**YOUR OBJECTIVE:** Present the following data again exactly as it is shown.
[BEGIN DATA ROWS]
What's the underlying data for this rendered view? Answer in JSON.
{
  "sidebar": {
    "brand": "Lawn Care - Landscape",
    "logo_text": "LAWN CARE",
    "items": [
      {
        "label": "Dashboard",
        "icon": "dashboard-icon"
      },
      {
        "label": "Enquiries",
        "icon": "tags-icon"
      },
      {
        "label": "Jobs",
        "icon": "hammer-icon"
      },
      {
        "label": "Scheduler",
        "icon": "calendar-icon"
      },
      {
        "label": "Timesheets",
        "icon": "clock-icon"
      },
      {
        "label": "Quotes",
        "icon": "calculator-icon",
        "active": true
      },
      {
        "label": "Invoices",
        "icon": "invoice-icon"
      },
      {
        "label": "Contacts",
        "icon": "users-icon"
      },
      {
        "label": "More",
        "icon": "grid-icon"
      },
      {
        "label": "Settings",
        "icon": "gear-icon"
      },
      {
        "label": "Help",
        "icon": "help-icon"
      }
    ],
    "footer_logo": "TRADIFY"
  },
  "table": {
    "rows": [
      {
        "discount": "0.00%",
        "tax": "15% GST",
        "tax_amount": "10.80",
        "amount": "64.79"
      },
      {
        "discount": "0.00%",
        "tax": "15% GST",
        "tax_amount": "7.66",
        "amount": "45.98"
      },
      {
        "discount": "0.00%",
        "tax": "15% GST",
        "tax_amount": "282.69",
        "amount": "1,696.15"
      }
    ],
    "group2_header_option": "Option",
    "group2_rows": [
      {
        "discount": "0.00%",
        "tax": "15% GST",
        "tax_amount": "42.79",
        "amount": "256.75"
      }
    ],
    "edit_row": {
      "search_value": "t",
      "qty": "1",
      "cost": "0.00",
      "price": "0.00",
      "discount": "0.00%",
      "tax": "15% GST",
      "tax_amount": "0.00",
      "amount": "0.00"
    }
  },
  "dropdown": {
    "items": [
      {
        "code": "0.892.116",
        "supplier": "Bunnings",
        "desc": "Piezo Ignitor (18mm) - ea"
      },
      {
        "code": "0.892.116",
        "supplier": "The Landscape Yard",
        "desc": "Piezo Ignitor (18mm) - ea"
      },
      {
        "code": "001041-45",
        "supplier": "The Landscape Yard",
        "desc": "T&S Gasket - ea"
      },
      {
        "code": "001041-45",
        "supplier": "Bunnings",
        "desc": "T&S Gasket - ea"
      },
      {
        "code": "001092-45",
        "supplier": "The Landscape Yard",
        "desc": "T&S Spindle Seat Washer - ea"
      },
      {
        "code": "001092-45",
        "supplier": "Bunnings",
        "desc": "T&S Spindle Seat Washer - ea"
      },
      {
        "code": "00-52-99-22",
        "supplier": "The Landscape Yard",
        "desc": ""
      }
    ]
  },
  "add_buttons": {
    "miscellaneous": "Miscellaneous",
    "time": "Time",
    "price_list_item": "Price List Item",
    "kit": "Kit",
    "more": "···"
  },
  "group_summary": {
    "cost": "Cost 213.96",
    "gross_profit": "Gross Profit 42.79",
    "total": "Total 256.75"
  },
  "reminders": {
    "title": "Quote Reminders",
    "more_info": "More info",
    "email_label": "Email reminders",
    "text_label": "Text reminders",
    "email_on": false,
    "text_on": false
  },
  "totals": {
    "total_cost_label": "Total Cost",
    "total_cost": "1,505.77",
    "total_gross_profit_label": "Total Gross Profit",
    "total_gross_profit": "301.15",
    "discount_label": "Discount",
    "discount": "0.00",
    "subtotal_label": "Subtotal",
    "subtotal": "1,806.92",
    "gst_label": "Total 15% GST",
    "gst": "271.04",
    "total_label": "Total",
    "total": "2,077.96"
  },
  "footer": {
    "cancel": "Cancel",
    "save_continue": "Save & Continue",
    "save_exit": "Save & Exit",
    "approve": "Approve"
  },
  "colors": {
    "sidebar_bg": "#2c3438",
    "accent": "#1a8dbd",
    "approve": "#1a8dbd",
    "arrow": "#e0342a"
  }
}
[END DATA ROWS]
**CORRECT ANSWER:**
What's the underlying data for this rendered view? Answer in JSON.
{
  "sidebar": {
    "brand": "Lawn Care - Landscape",
    "logo_text": "LAWN CARE",
    "items": [
      {
        "label": "Dashboard",
        "icon": "dashboard-icon"
      },
      {
        "label": "Enquiries",
        "icon": "tags-icon"
      },
      {
        "label": "Jobs",
        "icon": "hammer-icon"
      },
      {
        "label": "Scheduler",
        "icon": "calendar-icon"
      },
      {
        "label": "Timesheets",
        "icon": "clock-icon"
      },
      {
        "label": "Quotes",
        "icon": "calculator-icon",
        "active": true
      },
      {
        "label": "Invoices",
        "icon": "invoice-icon"
      },
      {
        "label": "Contacts",
        "icon": "users-icon"
      },
      {
        "label": "More",
        "icon": "grid-icon"
      },
      {
        "label": "Settings",
        "icon": "gear-icon"
      },
      {
        "label": "Help",
        "icon": "help-icon"
      }
    ],
    "footer_logo": "TRADIFY"
  },
  "table": {
    "rows": [
      {
        "discount": "0.00%",
        "tax": "15% GST",
        "tax_amount": "10.80",
        "amount": "64.79"
      },
      {
        "discount": "0.00%",
        "tax": "15% GST",
        "tax_amount": "7.66",
        "amount": "45.98"
      },
      {
        "discount": "0.00%",
        "tax": "15% GST",
        "tax_amount": "282.69",
        "amount": "1,696.15"
      }
    ],
    "group2_header_option": "Option",
    "group2_rows": [
      {
        "discount": "0.00%",
        "tax": "15% GST",
        "tax_amount": "42.79",
        "amount": "256.75"
      }
    ],
    "edit_row": {
      "search_value": "t",
      "qty": "1",
      "cost": "0.00",
      "price": "0.00",
      "discount": "0.00%",
      "tax": "15% GST",
      "tax_amount": "0.00",
      "amount": "0.00"
    }
  },
  "dropdown": {
    "items": [
      {
        "code": "0.892.116",
        "supplier": "Bunnings",
        "desc": "Piezo Ignitor (18mm) - ea"
      },
      {
        "code": "0.892.116",
        "supplier": "The Landscape Yard",
        "desc": "Piezo Ignitor (18mm) - ea"
      },
      {
        "code": "001041-45",
        "supplier": "The Landscape Yard",
        "desc": "T&S Gasket - ea"
      },
      {
        "code": "001041-45",
        "supplier": "Bunnings",
        "desc": "T&S Gasket - ea"
      },
      {
        "code": "001092-45",
        "supplier": "The Landscape Yard",
        "desc": "T&S Spindle Seat Washer - ea"
      },
      {
        "code": "001092-45",
        "supplier": "Bunnings",
        "desc": "T&S Spindle Seat Washer - ea"
      },
      {
        "code": "00-52-99-22",
        "supplier": "The Landscape Yard",
        "desc": ""
      }
    ]
  },
  "add_buttons": {
    "miscellaneous": "Miscellaneous",
    "time": "Time",
    "price_list_item": "Price List Item",
    "kit": "Kit",
    "more": "···"
  },
  "group_summary": {
    "cost": "Cost 213.96",
    "gross_profit": "Gross Profit 42.79",
    "total": "Total 256.75"
  },
  "reminders": {
    "title": "Quote Reminders",
    "more_info": "More info",
    "email_label": "Email reminders",
    "text_label": "Text reminders",
    "email_on": false,
    "text_on": false
  },
  "totals": {
    "total_cost_label": "Total Cost",
    "total_cost": "1,505.77",
    "total_gross_profit_label": "Total Gross Profit",
    "total_gross_profit": "301.15",
    "discount_label": "Discount",
    "discount": "0.00",
    "subtotal_label": "Subtotal",
    "subtotal": "1,806.92",
    "gst_label": "Total 15% GST",
    "gst": "271.04",
    "total_label": "Total",
    "total": "2,077.96"
  },
  "footer": {
    "cancel": "Cancel",
    "save_continue": "Save & Continue",
    "save_exit": "Save & Exit",
    "approve": "Approve"
  },
  "colors": {
    "sidebar_bg": "#2c3438",
    "accent": "#1a8dbd",
    "approve": "#1a8dbd",
    "arrow": "#e0342a"
  }
}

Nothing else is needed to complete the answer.